(Dataset listings of figures)
**********

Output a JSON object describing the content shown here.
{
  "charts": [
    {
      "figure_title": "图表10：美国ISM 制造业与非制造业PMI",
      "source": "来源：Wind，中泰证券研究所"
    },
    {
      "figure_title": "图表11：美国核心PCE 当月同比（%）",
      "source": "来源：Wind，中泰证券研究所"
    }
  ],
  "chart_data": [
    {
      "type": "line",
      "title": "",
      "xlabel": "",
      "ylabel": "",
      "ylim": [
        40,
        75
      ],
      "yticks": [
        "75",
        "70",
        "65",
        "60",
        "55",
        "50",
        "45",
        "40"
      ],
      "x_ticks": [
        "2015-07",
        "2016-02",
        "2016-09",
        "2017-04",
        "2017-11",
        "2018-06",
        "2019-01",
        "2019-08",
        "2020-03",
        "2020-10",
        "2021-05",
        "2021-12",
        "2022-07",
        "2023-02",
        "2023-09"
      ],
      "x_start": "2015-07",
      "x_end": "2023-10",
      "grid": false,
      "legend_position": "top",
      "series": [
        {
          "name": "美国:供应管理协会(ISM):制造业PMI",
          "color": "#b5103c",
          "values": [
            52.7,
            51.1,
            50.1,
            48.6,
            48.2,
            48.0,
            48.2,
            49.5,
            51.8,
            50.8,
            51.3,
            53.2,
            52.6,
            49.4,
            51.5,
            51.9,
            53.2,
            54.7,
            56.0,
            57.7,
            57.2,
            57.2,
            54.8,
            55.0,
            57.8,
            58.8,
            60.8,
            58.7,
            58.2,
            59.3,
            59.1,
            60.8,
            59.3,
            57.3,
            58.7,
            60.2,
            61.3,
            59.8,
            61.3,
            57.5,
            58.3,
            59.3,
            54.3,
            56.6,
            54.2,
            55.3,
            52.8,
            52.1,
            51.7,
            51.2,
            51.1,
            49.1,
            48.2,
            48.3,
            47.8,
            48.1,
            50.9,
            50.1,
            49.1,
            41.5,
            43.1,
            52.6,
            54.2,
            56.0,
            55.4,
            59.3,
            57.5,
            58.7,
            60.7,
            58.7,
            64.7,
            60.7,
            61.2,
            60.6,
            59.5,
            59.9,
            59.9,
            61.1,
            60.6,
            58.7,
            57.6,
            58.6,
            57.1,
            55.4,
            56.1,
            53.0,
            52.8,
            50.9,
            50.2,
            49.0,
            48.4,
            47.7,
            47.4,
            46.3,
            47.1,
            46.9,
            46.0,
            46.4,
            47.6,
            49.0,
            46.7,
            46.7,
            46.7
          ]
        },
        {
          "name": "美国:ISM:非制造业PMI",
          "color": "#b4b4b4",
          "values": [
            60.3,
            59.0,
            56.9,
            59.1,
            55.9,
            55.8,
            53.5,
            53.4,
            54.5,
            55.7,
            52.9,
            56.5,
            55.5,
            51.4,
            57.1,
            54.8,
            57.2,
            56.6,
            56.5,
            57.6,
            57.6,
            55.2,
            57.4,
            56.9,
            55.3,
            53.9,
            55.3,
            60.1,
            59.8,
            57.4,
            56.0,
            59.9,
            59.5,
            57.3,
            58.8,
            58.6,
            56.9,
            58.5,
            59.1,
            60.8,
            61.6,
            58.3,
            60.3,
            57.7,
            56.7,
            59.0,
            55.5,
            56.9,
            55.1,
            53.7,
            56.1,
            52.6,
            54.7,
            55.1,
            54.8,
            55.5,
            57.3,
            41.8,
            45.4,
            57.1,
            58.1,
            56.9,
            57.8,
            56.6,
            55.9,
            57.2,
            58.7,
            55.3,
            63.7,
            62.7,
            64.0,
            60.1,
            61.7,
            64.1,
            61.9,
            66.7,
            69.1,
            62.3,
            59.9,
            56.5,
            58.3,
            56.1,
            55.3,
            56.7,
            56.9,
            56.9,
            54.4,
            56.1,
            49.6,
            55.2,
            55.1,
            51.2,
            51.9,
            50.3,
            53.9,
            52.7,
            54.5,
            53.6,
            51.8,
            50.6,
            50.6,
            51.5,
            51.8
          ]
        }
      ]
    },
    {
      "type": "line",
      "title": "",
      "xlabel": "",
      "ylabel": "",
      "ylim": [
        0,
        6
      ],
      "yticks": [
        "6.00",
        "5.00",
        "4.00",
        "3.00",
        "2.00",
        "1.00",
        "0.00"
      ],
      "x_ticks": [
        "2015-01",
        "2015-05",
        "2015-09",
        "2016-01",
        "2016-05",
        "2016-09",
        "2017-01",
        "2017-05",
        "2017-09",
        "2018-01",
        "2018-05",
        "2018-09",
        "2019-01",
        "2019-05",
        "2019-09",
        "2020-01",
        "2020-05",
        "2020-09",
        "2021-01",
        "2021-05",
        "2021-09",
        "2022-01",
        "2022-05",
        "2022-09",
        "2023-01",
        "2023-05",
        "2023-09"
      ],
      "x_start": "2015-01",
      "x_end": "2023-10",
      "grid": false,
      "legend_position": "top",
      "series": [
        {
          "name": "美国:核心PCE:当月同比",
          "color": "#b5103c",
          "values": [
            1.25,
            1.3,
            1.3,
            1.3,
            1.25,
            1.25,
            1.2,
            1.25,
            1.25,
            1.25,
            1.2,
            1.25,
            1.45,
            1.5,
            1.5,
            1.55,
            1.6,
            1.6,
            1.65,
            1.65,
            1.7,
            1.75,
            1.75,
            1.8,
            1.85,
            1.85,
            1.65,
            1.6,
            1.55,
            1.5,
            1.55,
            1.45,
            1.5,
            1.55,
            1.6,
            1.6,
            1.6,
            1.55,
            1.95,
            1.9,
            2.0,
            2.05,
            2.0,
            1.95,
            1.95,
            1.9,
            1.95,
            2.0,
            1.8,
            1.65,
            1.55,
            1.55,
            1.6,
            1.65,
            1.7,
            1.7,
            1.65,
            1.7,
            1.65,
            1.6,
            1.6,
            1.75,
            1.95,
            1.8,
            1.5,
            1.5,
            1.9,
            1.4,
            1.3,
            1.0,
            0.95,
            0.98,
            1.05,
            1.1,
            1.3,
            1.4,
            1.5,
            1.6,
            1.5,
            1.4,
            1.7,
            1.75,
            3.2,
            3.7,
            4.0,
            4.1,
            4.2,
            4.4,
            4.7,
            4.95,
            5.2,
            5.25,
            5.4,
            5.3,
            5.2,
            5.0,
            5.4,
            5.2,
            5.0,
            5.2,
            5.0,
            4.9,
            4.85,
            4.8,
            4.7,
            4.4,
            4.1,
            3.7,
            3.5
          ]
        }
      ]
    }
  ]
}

**********

• _TASK_: Extract the full listing and reproduce each line exactly.

• _ANSWER FOR THIS EXERCISE_:
Output a JSON object describing the content shown here.
{
  "charts": [
    {
      "figure_title": "图表10：美国ISM 制造业与非制造业PMI",
      "source": "来源：Wind，中泰证券研究所"
    },
    {
      "figure_title": "图表11：美国核心PCE 当月同比（%）",
      "source": "来源：Wind，中泰证券研究所"
    }
  ],
  "chart_data": [
    {
      "type": "line",
      "title": "",
      "xlabel": "",
      "ylabel": "",
      "ylim": [
        40,
        75
      ],
      "yticks": [
        "75",
        "70",
        "65",
        "60",
        "55",
        "50",
        "45",
        "40"
      ],
      "x_ticks": [
        "2015-07",
        "2016-02",
        "2016-09",
        "2017-04",
        "2017-11",
        "2018-06",
        "2019-01",
        "2019-08",
        "2020-03",
        "2020-10",
        "2021-05",
        "2021-12",
        "2022-07",
        "2023-02",
        "2023-09"
      ],
      "x_start": "2015-07",
      "x_end": "2023-10",
      "grid": false,
      "legend_position": "top",
      "series": [
        {
          "name": "美国:供应管理协会(ISM):制造业PMI",
          "color": "#b5103c",
          "values": [
            52.7,
            51.1,
            50.1,
            48.6,
            48.2,
            48.0,
            48.2,
            49.5,
            51.8,
            50.8,
            51.3,
            53.2,
            52.6,
            49.4,
            51.5,
            51.9,
            53.2,
            54.7,
            56.0,
            57.7,
            57.2,
            57.2,
            54.8,
            55.0,
            57.8,
            58.8,
            60.8,
            58.7,
            58.2,
            59.3,
            59.1,
            60.8,
            59.3,
            57.3,
            58.7,
            60.2,
            61.3,
            59.8,
            61.3,
            57.5,
            58.3,
            59.3,
            54.3,
            56.6,
            54.2,
            55.3,
            52.8,
            52.1,
            51.7,
            51.2,
            51.1,
            49.1,
            48.2,
            48.3,
            47.8,
            48.1,
            50.9,
            50.1,
            49.1,
            41.5,
            43.1,
            52.6,
            54.2,
            56.0,
            55.4,
            59.3,
            57.5,
            58.7,
            60.7,
            58.7,
            64.7,
            60.7,
            61.2,
            60.6,
            59.5,
            59.9,
            59.9,
            61.1,
            60.6,
            58.7,
            57.6,
            58.6,
            57.1,
            55.4,
            56.1,
            53.0,
            52.8,
            50.9,
            50.2,
            49.0,
            48.4,
            47.7,
            47.4,
            46.3,
            47.1,
            46.9,
            46.0,
            46.4,
            47.6,
            49.0,
            46.7,
            46.7,
            46.7
          ]
        },
        {
          "name": "美国:ISM:非制造业PMI",
          "color": "#b4b4b4",
          "values": [
            60.3,
            59.0,
            56.9,
            59.1,
            55.9,
            55.8,
            53.5,
            53.4,
            54.5,
            55.7,
            52.9,
            56.5,
            55.5,
            51.4,
            57.1,
            54.8,
            57.2,
            56.6,
            56.5,
            57.6,
            57.6,
            55.2,
            57.4,
            56.9,
            55.3,
            53.9,
            55.3,
            60.1,
            59.8,
            57.4,
            56.0,
            59.9,
            59.5,
            57.3,
            58.8,
            58.6,
            56.9,
            58.5,
            59.1,
            60.8,
            61.6,
            58.3,
            60.3,
            57.7,
            56.7,
            59.0,
            55.5,
            56.9,
            55.1,
            53.7,
            56.1,
            52.6,
            54.7,
            55.1,
            54.8,
            55.5,
            57.3,
            41.8,
            45.4,
            57.1,
            58.1,
            56.9,
            57.8,
            56.6,
            55.9,
            57.2,
            58.7,
            55.3,
            63.7,
            62.7,
            64.0,
            60.1,
            61.7,
            64.1,
            61.9,
            66.7,
            69.1,
            62.3,
            59.9,
            56.5,
            58.3,
            56.1,
            55.3,
            56.7,
            56.9,
            56.9,
            54.4,
            56.1,
            49.6,
            55.2,
            55.1,
            51.2,
            51.9,
            50.3,
            53.9,
            52.7,
            54.5,
            53.6,
            51.8,
            50.6,
            50.6,
            51.5,
            51.8
          ]
        }
      ]
    },
    {
      "type": "line",
      "title": "",
      "xlabel": "",
      "ylabel": "",
      "ylim": [
        0,
        6
      ],
      "yticks": [
        "6.00",
        "5.00",
        "4.00",
        "3.00",
        "2.00",
        "1.00",
        "0.00"
      ],
      "x_ticks": [
        "2015-01",
        "2015-05",
        "2015-09",
        "2016-01",
        "2016-05",
        "2016-09",
        "2017-01",
        "2017-05",
        "2017-09",
        "2018-01",
        "2018-05",
        "2018-09",
        "2019-01",
        "2019-05",
        "2019-09",
        "2020-01",
        "2020-05",
        "2020-09",
        "2021-01",
        "2021-05",
        "2021-09",
        "2022-01",
        "2022-05",
        "2022-09",
        "2023-01",
        "2023-05",
        "2023-09"
      ],
      "x_start": "2015-01",
      "x_end": "2023-10",
      "grid": false,
      "legend_position": "top",
      "series": [
        {
          "name": "美国:核心PCE:当月同比",
          "color": "#b5103c",
          "values": [
            1.25,
            1.3,
            1.3,
            1.3,
            1.25,
            1.25,
            1.2,
            1.25,
            1.25,
            1.25,
            1.2,
            1.25,
            1.45,
            1.5,
            1.5,
            1.55,
            1.6,
            1.6,
            1.65,
            1.65,
            1.7,
            1.75,
            1.75,
            1.8,
            1.85,
            1.85,
            1.65,
            1.6,
            1.55,
            1.5,
            1.55,
            1.45,
            1.5,
            1.55,
            1.6,
            1.6,
            1.6,
            1.55,
            1.95,
            1.9,
            2.0,
            2.05,
            2.0,
            1.95,
            1.95,
            1.9,
            1.95,
            2.0,
            1.8,
            1.65,
            1.55,
            1.55,
            1.6,
            1.65,
            1.7,
            1.7,
            1.65,
            1.7,
            1.65,
            1.6,
            1.6,
            1.75,
            1.95,
            1.8,
            1.5,
            1.5,
            1.9,
            1.4,
            1.3,
            1.0,
            0.95,
            0.98,
            1.05,
            1.1,
            1.3,
            1.4,
            1.5,
            1.6,
            1.5,
            1.4,
            1.7,
            1.75,
            3.2,
            3.7,
            4.0,
            4.1,
            4.2,
            4.4,
            4.7,
            4.95,
            5.2,
            5.25,
            5.4,
            5.3,
            5.2,
            5.0,
            5.4,
            5.2,
            5.0,
            5.2,
            5.0,
            4.9,
            4.85,
            4.8,
            4.7,
            4.4,
            4.1,
            3.7,
            3.5
          ]
        }
      ]
    }
  ]
}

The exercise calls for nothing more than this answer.